* _Texto fornecido_:
+ + + +

| CRÍTICAS | Os Marginais

Quando no final dos anos 60 a era do cinema clássico de Hollywood estava em declínio, um grupo de jovens realizadores visionários tomou o seu lugar, injectando o cinema norte-americano com novas doses de originalidade, frescura e inovação, ao mesmo tempo que consumiam LSD e erva – ou seja, desconstruiam tabus tanto no ecrã como fora dele. A imprensa apelidou-os de Movie Brats e o cinema nunca mais foi o mesmo. Um dos nomes que se destacava nesse grupo era o de Francis Ford Coppola.

Nos anos 80, um grupo de jovens actores desconhecidos juntou-se numa mão-cheia de filmes para “jovens adultos”, como lhes chamam na América; hoje em dia, todos eles alcançaram a notoriedade e o estrelato. Na altura, a imprensa apelidou-os de Brat Pack, num trocadilho com o Rat Pack de Frank Sinatra e companhia. Desse grupo de actores destacam-se nomes como o de Matt Dillon, Tom Cruise ou Diane Lane.

+ + + +

* _Tarefas a realizar_:
- A) Responda a estas perguntas sobre a crítica de Os Marginais:
(i) Que nome deu a imprensa aos jovens realizadores do final dos anos 60?
(ii) Com que grupo fazia trocadilho o nome Brat Pack?
(iii) Que nome se destacava no grupo de realizadores do final dos anos 60?
- B) Nas linhas do conjunto de dados, desde a que contém "- section-heading: 一、渭华起义的历史背景及主要过程: [100, 312, 700, 333]" até à que contém "Localize all elements.", troque "paragraph" por "text-block". Reescreva apenas essas linhas e mantenha tudo o resto inalterado.
O texto e as linhas do conjunto de dados não têm qualquer relação entre si.

(Linhas de um conjunto de dados)
+ + + +

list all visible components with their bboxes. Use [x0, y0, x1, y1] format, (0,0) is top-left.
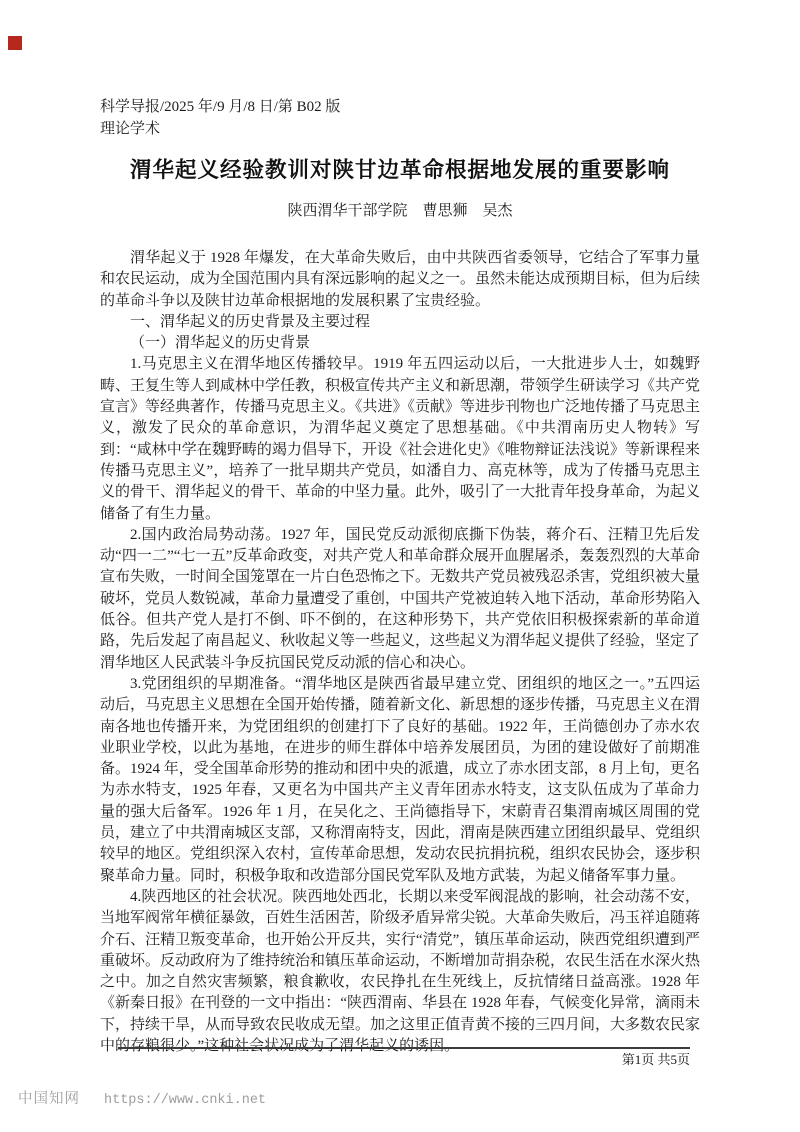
- section-heading: 一、渭华起义的历史背景及主要过程: [100, 312, 700, 333]
- publication-line: 科学导报/2025 年/9 月/8 日/第 B02 版: [100, 96, 700, 118]
- section-heading: （一）渭华起义的历史背景: [100, 333, 700, 354]
- footer-divider: [118, 1047, 690, 1049]
- paragraph: 3.党团组织的早期准备。“渭华地区是陕西省最早建立党、团组织的地区之一。”五四运…: [100, 674, 700, 887]
- paragraph: 4.陕西地区的社会状况。陕西地处西北，长期以来受军阀混战的影响，社会动荡不安，当…: [100, 887, 700, 1057]
- paragraph: 1.马克思主义在渭华地区传播较早。1919 年五四运动以后，一大批进步人士，如魏…: [100, 354, 700, 524]
- document-page: 科学导报/2025 年/9 月/8 日/第 B02 版 理论学术 渭华起义经验教…: [0, 0, 800, 1132]
- cnki-url-text: https://www.cnki.net: [104, 1093, 266, 1108]
- document-content: 科学导报/2025 年/9 月/8 日/第 B02 版 理论学术 渭华起义经验教…: [100, 96, 700, 1057]
- paragraph: 渭华起义于 1928 年爆发，在大革命失败后，由中共陕西省委领导，它结合了军事力…: [100, 248, 700, 312]
- article-body: 渭华起义于 1928 年爆发，在大革命失败后，由中共陕西省委领导，它结合了军事力…: [100, 248, 700, 1057]
- red-marker-icon: [8, 36, 22, 50]
- cnki-watermark: 中国知网 https://www.cnki.net: [18, 1087, 266, 1108]
- article-title: 渭华起义经验教训对陕甘边革命根据地发展的重要影响: [100, 157, 700, 184]
- cnki-brand-label: 中国知网: [18, 1087, 80, 1108]
- page-indicator: 第1页 共5页: [118, 1051, 690, 1069]
- column-line: 理论学术: [100, 118, 700, 140]
- paragraph: 2.国内政治局势动荡。1927 年，国民党反动派彻底撕下伪装，蒋介石、汪精卫先后…: [100, 525, 700, 674]
- article-byline: 陕西渭华干部学院 曹思狮 吴杰: [100, 200, 700, 222]
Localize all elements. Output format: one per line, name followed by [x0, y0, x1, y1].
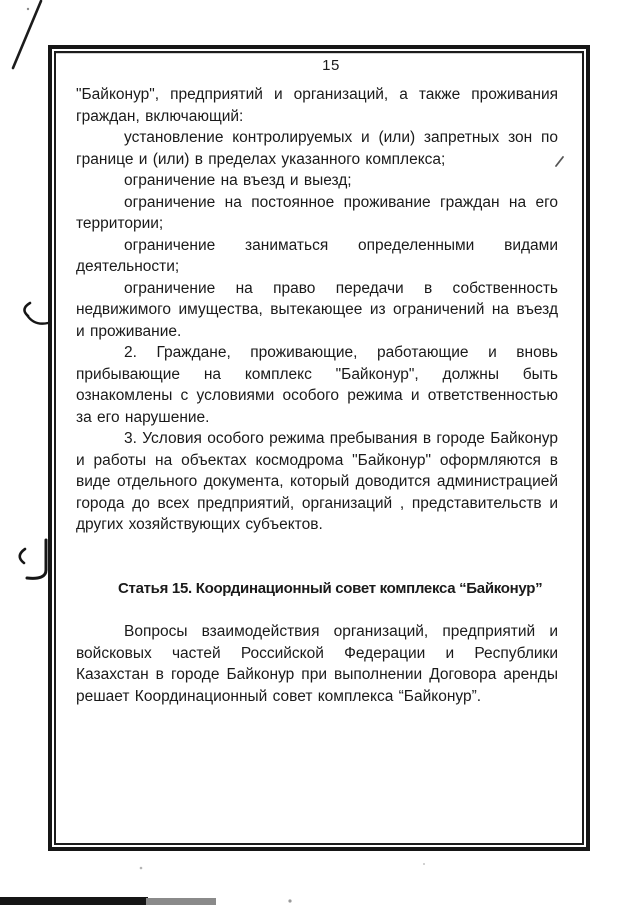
page-curl-mark-upper — [24, 303, 30, 316]
scan-edge-bar-fade — [146, 898, 216, 905]
scan-edge-bar — [0, 897, 148, 905]
numbered-paragraph-2: 2. Граждане, проживающие, работающие и в… — [76, 342, 558, 428]
speck — [27, 8, 29, 10]
page-border-frame: 15 "Байконур", предприятий и организаций… — [48, 45, 590, 851]
paragraph-continuation: "Байконур", предприятий и организаций, а… — [76, 84, 558, 127]
page-curl-mark-lower-foot — [27, 540, 46, 578]
list-item-paragraph: установление контролируемых и (или) запр… — [76, 127, 558, 170]
page-curl-mark-upper-sweep — [27, 315, 48, 324]
article-heading: Статья 15. Координационный совет комплек… — [76, 578, 558, 600]
list-item-paragraph: ограничение заниматься определенными вид… — [76, 235, 558, 278]
page-number: 15 — [90, 57, 572, 75]
closing-paragraph: Вопросы взаимодействия организаций, пред… — [76, 621, 558, 707]
scratch-mark — [13, 1, 41, 68]
list-item-paragraph: ограничение на въезд и выезд; — [76, 170, 558, 192]
speck — [288, 899, 291, 902]
list-item-paragraph: ограничение на право передачи в собствен… — [76, 278, 558, 343]
page-content: 15 "Байконур", предприятий и организаций… — [52, 49, 586, 847]
speck — [140, 867, 143, 870]
list-item-paragraph: ограничение на постоянное проживание гра… — [76, 192, 558, 235]
numbered-paragraph-3: 3. Условия особого режима пребывания в г… — [76, 428, 558, 536]
speck — [423, 863, 425, 865]
page-curl-mark-lower — [20, 549, 25, 563]
document-body: "Байконур", предприятий и организаций, а… — [76, 84, 558, 707]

+ + + +

* _Soluções por tarefa_:
- A)
(i) Movie Brats.
(ii) Com o Rat Pack de Frank Sinatra e companhia.
(iii) Francis Ford Coppola.

- B)
- section-heading: 一、渭华起义的历史背景及主要过程: [100, 312, 700, 333]
- publication-line: 科学导报/2025 年/9 月/8 日/第 B02 版: [100, 96, 700, 118]
- section-heading: （一）渭华起义的历史背景: [100, 333, 700, 354]
- footer-divider: [118, 1047, 690, 1049]
- text-block: 3.党团组织的早期准备。“渭华地区是陕西省最早建立党、团组织的地区之一。”五四运…: [100, 674, 700, 887]
- text-block: 4.陕西地区的社会状况。陕西地处西北，长期以来受军阀混战的影响，社会动荡不安，当…: [100, 887, 700, 1057]
- text-block: 1.马克思主义在渭华地区传播较早。1919 年五四运动以后，一大批进步人士，如魏…: [100, 354, 700, 524]
- document-page: 科学导报/2025 年/9 月/8 日/第 B02 版 理论学术 渭华起义经验教…: [0, 0, 800, 1132]
- cnki-url-text: https://www.cnki.net: [104, 1093, 266, 1108]
- document-content: 科学导报/2025 年/9 月/8 日/第 B02 版 理论学术 渭华起义经验教…: [100, 96, 700, 1057]
- text-block: 渭华起义于 1928 年爆发，在大革命失败后，由中共陕西省委领导，它结合了军事力…: [100, 248, 700, 312]
- article-body: 渭华起义于 1928 年爆发，在大革命失败后，由中共陕西省委领导，它结合了军事力…: [100, 248, 700, 1057]
- red-marker-icon: [8, 36, 22, 50]
- cnki-watermark: 中国知网 https://www.cnki.net: [18, 1087, 266, 1108]
- article-title: 渭华起义经验教训对陕甘边革命根据地发展的重要影响: [100, 157, 700, 184]
- cnki-brand-label: 中国知网: [18, 1087, 80, 1108]
- page-indicator: 第1页 共5页: [118, 1051, 690, 1069]
- column-line: 理论学术: [100, 118, 700, 140]
- text-block: 2.国内政治局势动荡。1927 年，国民党反动派彻底撕下伪装，蒋介石、汪精卫先后…: [100, 525, 700, 674]
- article-byline: 陕西渭华干部学院 曹思狮 吴杰: [100, 200, 700, 222]
Localize all elements. Output format: one per line, name followed by [x0, y0, x1, y1].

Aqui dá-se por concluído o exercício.